> **Exercise description**
Can you reproduce the rows verbatim, starting from the first row and ending with the row that contains "gallery-divider-top xyxy=(0,532,2576,534)", including both of those rows?

> **Element placement data**

[START]

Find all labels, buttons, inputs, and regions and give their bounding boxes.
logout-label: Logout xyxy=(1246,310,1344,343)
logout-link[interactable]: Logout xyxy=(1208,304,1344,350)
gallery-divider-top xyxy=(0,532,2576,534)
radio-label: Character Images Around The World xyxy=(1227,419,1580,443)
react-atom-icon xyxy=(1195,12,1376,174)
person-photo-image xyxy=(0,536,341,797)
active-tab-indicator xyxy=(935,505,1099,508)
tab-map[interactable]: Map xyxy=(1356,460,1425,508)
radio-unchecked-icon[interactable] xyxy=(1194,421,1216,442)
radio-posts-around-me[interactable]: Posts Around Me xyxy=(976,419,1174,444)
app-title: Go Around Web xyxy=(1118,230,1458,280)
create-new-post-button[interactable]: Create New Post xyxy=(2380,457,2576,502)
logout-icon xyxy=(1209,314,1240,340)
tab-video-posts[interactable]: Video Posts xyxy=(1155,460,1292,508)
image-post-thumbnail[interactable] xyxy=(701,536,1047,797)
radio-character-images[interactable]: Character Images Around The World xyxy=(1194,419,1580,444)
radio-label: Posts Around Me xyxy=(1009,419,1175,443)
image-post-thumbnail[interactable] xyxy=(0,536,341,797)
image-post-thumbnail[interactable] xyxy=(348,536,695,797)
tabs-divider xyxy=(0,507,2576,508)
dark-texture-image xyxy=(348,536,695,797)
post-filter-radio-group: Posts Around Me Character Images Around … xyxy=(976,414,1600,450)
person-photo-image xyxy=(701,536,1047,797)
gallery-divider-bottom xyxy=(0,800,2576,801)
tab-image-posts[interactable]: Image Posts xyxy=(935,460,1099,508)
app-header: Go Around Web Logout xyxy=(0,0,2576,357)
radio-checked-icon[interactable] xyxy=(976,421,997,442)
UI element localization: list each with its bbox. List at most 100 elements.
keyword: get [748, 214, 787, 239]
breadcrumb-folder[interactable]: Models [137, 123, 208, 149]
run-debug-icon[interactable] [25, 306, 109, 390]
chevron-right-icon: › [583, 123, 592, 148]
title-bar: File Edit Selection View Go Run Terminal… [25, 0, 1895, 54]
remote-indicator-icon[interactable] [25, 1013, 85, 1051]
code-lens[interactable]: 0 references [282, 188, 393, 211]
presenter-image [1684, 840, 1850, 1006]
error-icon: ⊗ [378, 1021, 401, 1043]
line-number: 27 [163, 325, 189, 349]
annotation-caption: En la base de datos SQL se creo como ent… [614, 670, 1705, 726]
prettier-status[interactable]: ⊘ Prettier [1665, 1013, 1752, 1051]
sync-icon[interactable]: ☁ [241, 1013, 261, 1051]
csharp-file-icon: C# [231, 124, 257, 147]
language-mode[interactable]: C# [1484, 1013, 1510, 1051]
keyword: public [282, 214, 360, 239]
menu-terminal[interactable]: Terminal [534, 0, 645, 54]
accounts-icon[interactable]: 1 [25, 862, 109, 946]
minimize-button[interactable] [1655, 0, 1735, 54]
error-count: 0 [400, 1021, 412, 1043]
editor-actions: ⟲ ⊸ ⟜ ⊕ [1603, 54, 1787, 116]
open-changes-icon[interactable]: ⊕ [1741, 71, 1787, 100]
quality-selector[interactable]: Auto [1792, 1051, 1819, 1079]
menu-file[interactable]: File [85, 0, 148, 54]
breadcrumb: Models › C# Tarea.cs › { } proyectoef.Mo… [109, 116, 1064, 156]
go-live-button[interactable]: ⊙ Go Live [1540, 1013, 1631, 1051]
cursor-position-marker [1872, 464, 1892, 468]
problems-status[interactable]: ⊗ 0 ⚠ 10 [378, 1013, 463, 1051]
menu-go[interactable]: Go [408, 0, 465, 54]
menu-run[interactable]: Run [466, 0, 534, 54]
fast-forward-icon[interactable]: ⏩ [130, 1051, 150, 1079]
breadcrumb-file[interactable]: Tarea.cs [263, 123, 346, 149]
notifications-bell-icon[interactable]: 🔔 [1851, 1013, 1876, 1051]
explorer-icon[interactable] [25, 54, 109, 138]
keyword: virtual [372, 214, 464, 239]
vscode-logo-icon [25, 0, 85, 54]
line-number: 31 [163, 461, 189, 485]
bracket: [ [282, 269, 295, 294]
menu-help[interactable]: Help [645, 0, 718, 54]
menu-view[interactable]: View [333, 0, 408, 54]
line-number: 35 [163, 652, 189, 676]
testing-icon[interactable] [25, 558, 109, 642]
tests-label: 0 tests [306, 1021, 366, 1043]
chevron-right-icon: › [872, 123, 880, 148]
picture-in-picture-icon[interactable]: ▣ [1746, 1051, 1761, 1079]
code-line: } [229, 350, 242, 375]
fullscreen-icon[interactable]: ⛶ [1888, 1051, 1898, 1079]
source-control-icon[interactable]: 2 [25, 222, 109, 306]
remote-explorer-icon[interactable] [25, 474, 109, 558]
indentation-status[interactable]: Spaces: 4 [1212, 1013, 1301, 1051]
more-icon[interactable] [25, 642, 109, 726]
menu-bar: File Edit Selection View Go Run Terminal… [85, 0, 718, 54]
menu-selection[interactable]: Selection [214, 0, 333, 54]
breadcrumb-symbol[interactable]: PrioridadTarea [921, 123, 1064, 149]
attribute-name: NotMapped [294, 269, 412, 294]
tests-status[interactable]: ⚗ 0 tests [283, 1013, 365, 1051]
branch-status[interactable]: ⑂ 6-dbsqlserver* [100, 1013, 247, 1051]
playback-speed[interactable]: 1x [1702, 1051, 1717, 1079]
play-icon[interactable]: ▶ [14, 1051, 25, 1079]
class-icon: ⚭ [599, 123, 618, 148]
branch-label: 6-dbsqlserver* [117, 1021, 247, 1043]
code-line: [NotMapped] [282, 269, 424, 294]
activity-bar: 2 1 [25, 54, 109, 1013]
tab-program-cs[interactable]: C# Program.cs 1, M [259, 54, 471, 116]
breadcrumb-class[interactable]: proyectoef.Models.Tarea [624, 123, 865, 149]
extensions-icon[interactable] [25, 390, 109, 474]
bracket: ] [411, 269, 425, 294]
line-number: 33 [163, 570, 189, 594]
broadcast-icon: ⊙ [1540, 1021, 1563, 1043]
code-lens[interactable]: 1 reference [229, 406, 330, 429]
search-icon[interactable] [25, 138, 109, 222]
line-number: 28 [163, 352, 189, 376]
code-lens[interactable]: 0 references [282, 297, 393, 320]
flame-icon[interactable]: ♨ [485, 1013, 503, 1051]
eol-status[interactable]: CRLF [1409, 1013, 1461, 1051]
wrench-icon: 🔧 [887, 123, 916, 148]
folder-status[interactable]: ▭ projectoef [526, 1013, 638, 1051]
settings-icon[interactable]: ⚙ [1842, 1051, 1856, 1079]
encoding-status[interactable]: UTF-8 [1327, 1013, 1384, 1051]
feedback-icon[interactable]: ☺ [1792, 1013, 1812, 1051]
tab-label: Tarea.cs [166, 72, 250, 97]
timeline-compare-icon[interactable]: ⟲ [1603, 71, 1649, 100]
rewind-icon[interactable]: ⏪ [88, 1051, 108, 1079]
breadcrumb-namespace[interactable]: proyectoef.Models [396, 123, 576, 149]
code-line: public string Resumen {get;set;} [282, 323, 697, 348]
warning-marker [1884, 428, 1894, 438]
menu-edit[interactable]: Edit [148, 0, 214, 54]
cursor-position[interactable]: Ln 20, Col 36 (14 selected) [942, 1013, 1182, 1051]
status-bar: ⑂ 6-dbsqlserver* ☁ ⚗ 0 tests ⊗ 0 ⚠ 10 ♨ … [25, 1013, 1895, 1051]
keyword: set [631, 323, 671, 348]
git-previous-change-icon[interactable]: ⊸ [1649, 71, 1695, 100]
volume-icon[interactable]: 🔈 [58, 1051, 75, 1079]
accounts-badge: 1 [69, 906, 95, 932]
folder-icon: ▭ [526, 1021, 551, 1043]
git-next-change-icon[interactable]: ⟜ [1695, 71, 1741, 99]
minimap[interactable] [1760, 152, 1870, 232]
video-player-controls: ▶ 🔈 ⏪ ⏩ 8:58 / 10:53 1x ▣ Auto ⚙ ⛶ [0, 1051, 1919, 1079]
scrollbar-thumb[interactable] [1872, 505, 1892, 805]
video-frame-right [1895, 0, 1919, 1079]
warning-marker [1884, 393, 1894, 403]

[END]

> **Correct output**
Find all labels, buttons, inputs, and regions and give their bounding boxes.
logout-label: Logout xyxy=(1246,310,1344,343)
logout-link[interactable]: Logout xyxy=(1208,304,1344,350)
gallery-divider-top xyxy=(0,532,2576,534)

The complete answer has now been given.